■ Aim of the task: Exactly reproduce each record listed below.

(Records from a dataset)
— START —
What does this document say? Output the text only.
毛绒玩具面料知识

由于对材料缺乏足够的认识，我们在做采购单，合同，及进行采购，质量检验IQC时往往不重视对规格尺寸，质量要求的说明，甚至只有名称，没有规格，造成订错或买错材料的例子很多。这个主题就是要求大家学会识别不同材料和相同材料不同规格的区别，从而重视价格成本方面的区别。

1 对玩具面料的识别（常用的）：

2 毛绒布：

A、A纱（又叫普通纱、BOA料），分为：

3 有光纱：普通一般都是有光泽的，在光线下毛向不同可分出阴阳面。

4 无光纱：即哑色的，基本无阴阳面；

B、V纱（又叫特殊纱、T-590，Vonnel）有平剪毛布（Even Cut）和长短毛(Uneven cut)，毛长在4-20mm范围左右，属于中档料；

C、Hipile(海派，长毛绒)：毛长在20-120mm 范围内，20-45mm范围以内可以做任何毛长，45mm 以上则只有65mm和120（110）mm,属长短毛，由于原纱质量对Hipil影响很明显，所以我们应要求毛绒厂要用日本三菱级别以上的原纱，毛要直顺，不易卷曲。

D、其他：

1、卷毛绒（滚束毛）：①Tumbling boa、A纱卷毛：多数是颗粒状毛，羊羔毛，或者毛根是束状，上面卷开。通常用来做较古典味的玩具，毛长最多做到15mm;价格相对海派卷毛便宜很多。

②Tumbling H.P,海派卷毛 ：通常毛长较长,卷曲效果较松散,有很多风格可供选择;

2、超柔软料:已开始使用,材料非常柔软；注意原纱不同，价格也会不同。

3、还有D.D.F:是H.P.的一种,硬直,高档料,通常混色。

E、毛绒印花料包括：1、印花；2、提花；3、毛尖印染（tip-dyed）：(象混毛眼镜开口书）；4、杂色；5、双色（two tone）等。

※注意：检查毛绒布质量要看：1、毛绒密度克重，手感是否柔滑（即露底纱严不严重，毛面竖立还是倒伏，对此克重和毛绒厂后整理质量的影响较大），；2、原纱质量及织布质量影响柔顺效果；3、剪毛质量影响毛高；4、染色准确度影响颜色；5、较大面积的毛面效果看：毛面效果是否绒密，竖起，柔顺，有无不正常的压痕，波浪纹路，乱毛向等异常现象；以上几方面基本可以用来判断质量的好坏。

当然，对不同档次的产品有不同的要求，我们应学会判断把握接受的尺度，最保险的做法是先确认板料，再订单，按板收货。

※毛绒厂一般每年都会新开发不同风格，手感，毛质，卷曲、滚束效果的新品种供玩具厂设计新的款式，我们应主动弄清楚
— END —
■ Task answer:
What does this document say? Output the text only.
毛绒玩具面料知识

由于对材料缺乏足够的认识，我们在做采购单，合同，及进行采购，质量检验IQC时往往不重视对规格尺寸，质量要求的说明，甚至只有名称，没有规格，造成订错或买错材料的例子很多。这个主题就是要求大家学会识别不同材料和相同材料不同规格的区别，从而重视价格成本方面的区别。

1 对玩具面料的识别（常用的）：

2 毛绒布：

A、A纱（又叫普通纱、BOA料），分为：

3 有光纱：普通一般都是有光泽的，在光线下毛向不同可分出阴阳面。

4 无光纱：即哑色的，基本无阴阳面；

B、V纱（又叫特殊纱、T-590，Vonnel）有平剪毛布（Even Cut）和长短毛(Uneven cut)，毛长在4-20mm范围左右，属于中档料；

C、Hipile(海派，长毛绒)：毛长在20-120mm 范围内，20-45mm范围以内可以做任何毛长，45mm 以上则只有65mm和120（110）mm,属长短毛，由于原纱质量对Hipil影响很明显，所以我们应要求毛绒厂要用日本三菱级别以上的原纱，毛要直顺，不易卷曲。

D、其他：

1、卷毛绒（滚束毛）：①Tumbling boa、A纱卷毛：多数是颗粒状毛，羊羔毛，或者毛根是束状，上面卷开。通常用来做较古典味的玩具，毛长最多做到15mm;价格相对海派卷毛便宜很多。

②Tumbling H.P,海派卷毛 ：通常毛长较长,卷曲效果较松散,有很多风格可供选择;

2、超柔软料:已开始使用,材料非常柔软；注意原纱不同，价格也会不同。

3、还有D.D.F:是H.P.的一种,硬直,高档料,通常混色。

E、毛绒印花料包括：1、印花；2、提花；3、毛尖印染（tip-dyed）：(象混毛眼镜开口书）；4、杂色；5、双色（two tone）等。

※注意：检查毛绒布质量要看：1、毛绒密度克重，手感是否柔滑（即露底纱严不严重，毛面竖立还是倒伏，对此克重和毛绒厂后整理质量的影响较大），；2、原纱质量及织布质量影响柔顺效果；3、剪毛质量影响毛高；4、染色准确度影响颜色；5、较大面积的毛面效果看：毛面效果是否绒密，竖起，柔顺，有无不正常的压痕，波浪纹路，乱毛向等异常现象；以上几方面基本可以用来判断质量的好坏。

当然，对不同档次的产品有不同的要求，我们应学会判断把握接受的尺度，最保险的做法是先确认板料，再订单，按板收货。

※毛绒厂一般每年都会新开发不同风格，手感，毛质，卷曲、滚束效果的新品种供玩具厂设计新的款式，我们应主动弄清楚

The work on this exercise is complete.